-- begin DATA SHOWN --

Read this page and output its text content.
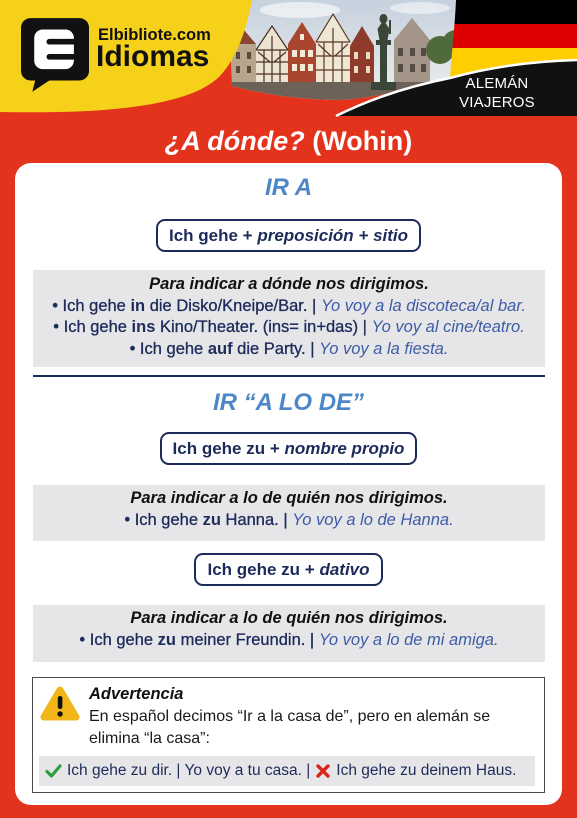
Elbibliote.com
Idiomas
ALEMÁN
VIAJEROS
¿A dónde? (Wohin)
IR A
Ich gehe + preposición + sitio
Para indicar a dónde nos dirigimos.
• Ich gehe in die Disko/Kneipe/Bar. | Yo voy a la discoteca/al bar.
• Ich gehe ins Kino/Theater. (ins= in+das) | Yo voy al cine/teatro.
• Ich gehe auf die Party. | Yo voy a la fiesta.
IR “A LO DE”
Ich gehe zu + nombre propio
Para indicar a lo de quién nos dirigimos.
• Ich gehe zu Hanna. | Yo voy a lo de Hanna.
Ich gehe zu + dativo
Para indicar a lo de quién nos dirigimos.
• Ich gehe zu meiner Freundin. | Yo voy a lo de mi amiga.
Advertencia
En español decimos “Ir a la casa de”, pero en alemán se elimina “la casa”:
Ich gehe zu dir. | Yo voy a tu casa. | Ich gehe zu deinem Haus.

-- end DATA SHOWN --
-- begin DATA SHOWN --

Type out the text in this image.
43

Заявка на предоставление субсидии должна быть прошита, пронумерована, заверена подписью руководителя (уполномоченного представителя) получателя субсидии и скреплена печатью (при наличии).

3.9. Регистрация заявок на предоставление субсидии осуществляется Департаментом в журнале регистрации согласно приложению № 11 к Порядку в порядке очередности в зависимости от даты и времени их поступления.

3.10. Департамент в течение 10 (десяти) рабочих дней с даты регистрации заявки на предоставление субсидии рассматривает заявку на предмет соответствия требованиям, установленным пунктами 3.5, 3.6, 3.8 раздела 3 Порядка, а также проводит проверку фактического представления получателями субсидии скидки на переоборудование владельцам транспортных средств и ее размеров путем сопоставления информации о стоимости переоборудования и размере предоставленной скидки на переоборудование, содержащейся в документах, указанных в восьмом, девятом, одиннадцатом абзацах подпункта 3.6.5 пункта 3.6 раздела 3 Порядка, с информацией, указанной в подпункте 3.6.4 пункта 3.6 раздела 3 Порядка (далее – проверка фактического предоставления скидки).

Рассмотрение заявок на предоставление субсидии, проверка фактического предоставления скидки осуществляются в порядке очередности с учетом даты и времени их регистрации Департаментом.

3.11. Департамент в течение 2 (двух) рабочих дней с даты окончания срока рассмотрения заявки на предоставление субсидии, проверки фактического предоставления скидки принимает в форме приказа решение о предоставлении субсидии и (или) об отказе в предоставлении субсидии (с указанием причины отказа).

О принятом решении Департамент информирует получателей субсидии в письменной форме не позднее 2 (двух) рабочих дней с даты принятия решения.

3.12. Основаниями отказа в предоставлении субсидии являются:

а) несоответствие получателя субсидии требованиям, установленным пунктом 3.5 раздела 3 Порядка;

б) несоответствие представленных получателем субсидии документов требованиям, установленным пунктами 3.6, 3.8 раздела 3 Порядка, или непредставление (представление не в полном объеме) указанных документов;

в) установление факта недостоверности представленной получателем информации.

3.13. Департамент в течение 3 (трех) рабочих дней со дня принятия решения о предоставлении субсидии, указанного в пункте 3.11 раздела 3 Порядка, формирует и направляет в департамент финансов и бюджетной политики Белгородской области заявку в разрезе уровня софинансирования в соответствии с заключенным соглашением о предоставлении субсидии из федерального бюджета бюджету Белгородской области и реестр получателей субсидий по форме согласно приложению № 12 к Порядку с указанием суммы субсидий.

-- end DATA SHOWN --

◆ **WHAT YOU HAVE TO DO**:
Locate the lines above that contain "Порядку" and copy them.

◆ **RESULT BELOW**:
3.9. Регистрация заявок на предоставление субсидии осуществляется Департаментом в журнале регистрации согласно приложению № 11 к Порядку в порядке очередности в зависимости от даты и времени их поступления.
3.13. Департамент в течение 3 (трех) рабочих дней со дня принятия решения о предоставлении субсидии, указанного в пункте 3.11 раздела 3 Порядка, формирует и направляет в департамент финансов и бюджетной политики Белгородской области заявку в разрезе уровня софинансирования в соответствии с заключенным соглашением о предоставлении субсидии из федерального бюджета бюджету Белгородской области и реестр получателей субсидий по форме согласно приложению № 12 к Порядку с указанием суммы субсидий.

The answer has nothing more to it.